Strip the pictures and reproduce the rest of the listing exactly.

======== THE DATA ========

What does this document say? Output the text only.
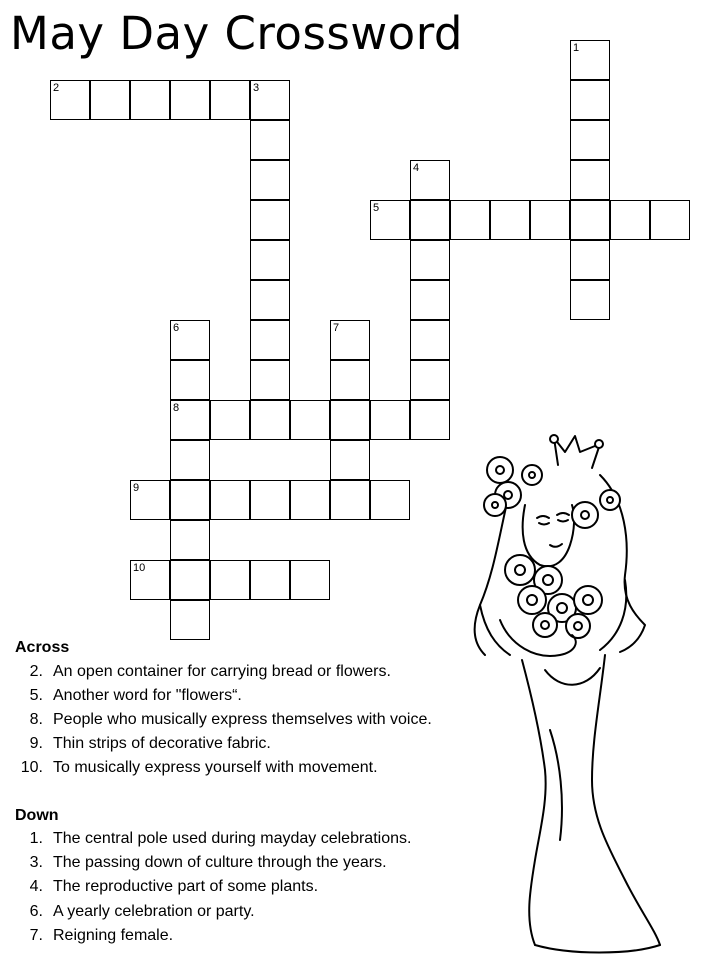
May Day Crossword
2	3
1
4
5
6	7
8
9
10
Across
2. An open container for carrying bread or flowers.
5. Another word for "flowers“.
8. People who musically express themselves with voice.
9. Thin strips of decorative fabric.
10. To musically express yourself with movement.
Down
1. The central pole used during mayday celebrations.
3. The passing down of culture through the years.
4. The reproductive part of some plants.
6. A yearly celebration or party.
7. Reigning female.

========

▶ _SOLUTION BELOW_:
What does this document say? Output the text only.
May Day Crossword
2	3
1
4
5
6	7
8
9
10
Across
2. An open container for carrying bread or flowers.
5. Another word for "flowers“.
8. People who musically express themselves with voice.
9. Thin strips of decorative fabric.
10. To musically express yourself with movement.
Down
1. The central pole used during mayday celebrations.
3. The passing down of culture through the years.
4. The reproductive part of some plants.
6. A yearly celebration or party.
7. Reigning female.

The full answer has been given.